**To do:**
Look through the listing below and work out how many of its lines hold the word "left". Give only the number.

☆ ☆ ☆ ☆ ☆ ☆ ☆

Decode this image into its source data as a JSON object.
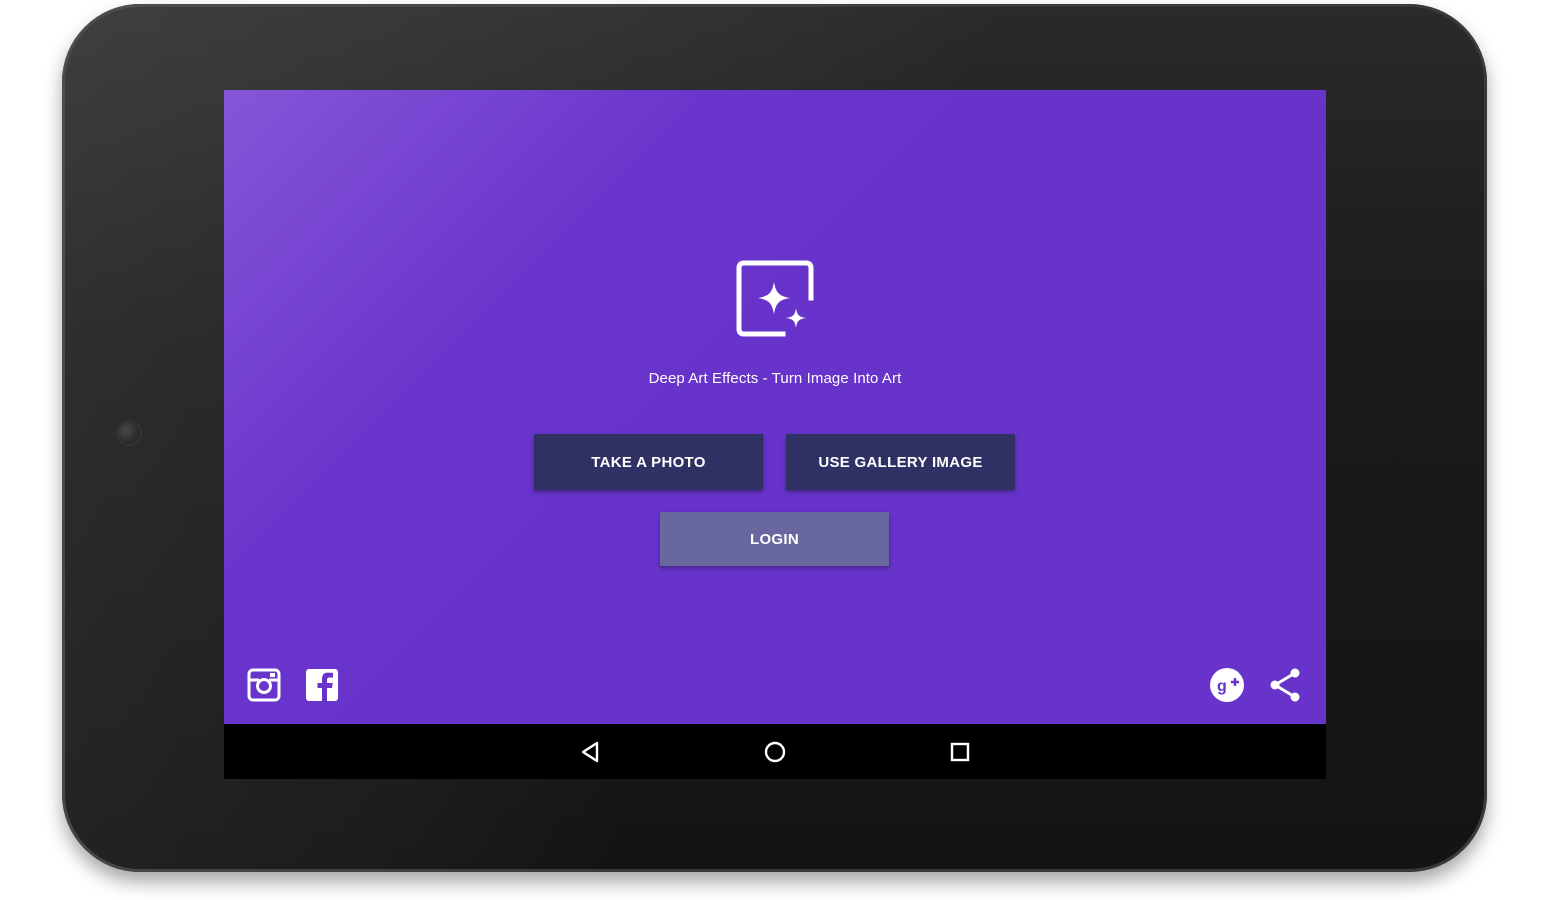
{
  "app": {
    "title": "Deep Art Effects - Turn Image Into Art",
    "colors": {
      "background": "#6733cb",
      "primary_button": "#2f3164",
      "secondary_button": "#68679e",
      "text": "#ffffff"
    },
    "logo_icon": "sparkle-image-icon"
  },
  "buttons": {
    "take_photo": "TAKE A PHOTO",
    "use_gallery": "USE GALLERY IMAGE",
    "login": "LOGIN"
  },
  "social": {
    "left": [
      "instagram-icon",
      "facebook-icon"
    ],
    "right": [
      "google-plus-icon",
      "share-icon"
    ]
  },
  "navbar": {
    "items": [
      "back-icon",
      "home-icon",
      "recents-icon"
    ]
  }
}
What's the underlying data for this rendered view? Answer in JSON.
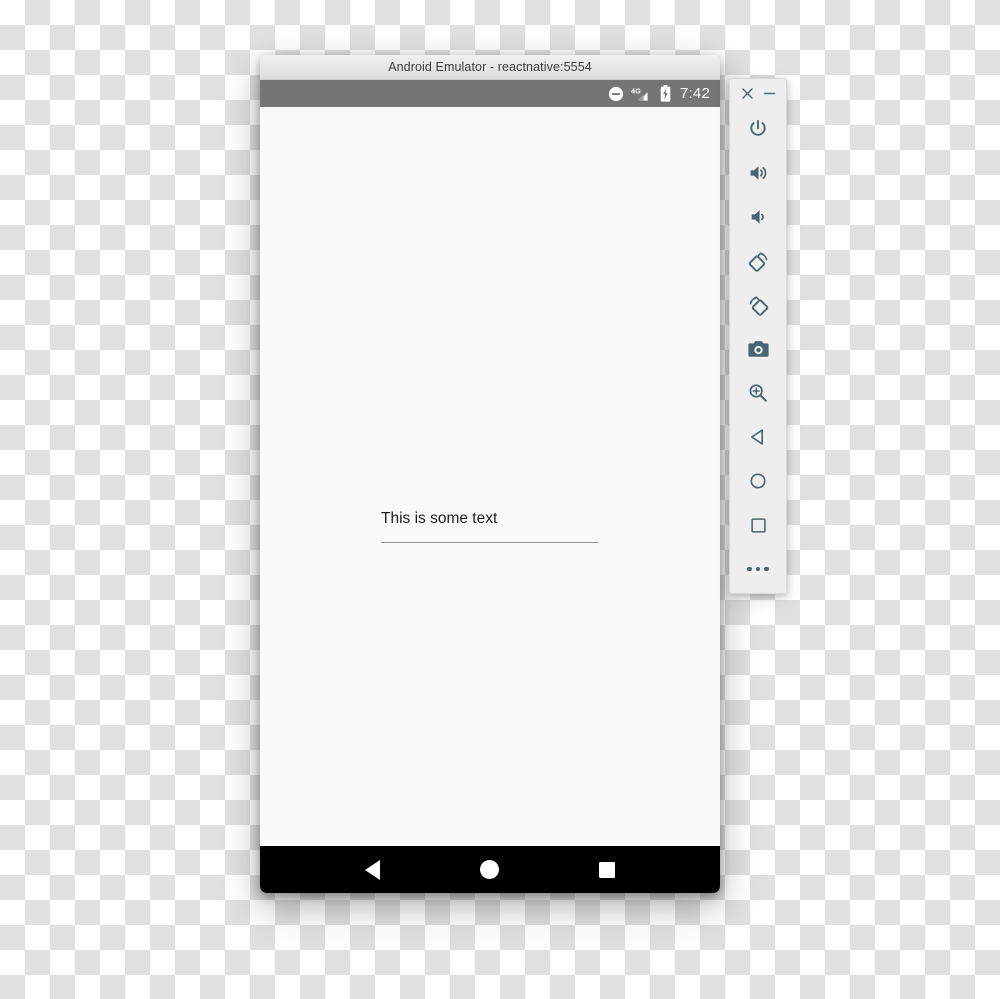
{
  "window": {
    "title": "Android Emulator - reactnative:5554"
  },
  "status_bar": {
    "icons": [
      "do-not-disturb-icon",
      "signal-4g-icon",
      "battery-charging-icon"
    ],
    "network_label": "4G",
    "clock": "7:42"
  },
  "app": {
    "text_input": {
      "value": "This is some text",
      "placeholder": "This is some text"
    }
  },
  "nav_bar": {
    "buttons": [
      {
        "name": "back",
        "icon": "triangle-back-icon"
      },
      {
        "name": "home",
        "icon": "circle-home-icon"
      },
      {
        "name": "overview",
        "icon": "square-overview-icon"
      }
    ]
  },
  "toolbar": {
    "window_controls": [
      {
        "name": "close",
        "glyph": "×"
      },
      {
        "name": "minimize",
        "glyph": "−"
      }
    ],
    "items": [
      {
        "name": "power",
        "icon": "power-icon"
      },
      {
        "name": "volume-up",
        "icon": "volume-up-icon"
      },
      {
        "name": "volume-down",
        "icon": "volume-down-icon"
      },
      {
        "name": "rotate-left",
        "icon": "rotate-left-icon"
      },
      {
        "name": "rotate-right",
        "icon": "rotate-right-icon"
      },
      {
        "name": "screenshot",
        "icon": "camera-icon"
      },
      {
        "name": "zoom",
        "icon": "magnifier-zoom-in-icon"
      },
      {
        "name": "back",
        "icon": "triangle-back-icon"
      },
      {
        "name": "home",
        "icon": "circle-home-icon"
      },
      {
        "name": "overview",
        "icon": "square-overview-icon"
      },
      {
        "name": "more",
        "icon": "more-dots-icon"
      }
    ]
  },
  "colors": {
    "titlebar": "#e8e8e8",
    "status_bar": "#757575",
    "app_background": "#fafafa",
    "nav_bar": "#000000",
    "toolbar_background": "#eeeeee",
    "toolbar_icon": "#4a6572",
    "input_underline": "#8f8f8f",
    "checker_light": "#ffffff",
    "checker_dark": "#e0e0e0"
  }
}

☆ ☆ ☆ ☆ ☆ ☆ ☆

**Output for this exercise:**
3